Stored data entries:
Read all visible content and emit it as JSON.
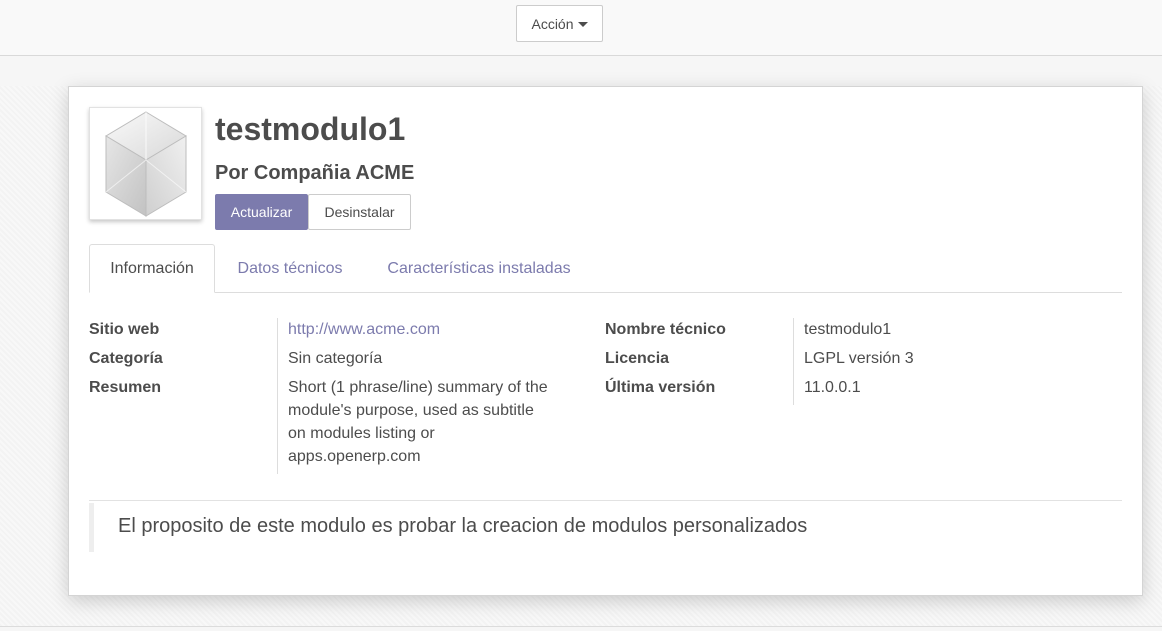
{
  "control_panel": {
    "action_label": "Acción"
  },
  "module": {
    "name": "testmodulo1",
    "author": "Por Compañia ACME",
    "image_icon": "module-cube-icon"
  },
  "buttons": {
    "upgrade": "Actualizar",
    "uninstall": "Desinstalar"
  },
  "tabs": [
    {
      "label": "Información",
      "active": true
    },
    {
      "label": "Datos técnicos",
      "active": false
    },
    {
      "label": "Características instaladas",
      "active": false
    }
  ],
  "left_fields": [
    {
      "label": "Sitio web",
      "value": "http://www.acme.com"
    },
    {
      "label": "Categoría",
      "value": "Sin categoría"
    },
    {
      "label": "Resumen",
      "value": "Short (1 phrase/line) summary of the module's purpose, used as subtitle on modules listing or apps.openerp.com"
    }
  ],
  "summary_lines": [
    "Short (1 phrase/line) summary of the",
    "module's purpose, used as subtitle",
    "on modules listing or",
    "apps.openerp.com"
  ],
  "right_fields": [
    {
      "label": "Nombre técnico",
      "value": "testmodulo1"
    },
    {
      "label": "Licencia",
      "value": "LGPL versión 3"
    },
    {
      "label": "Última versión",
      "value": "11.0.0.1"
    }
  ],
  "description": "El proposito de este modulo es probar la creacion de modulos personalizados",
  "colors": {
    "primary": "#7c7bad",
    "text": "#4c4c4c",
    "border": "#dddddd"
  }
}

▶ [WHAT YOU ARE ASKED TO DO] In the lines above, find each one with "versión" and list it.

▶ [WRITTEN RESPONSE]
      "value": "LGPL versión 3"
      "label": "Última versión",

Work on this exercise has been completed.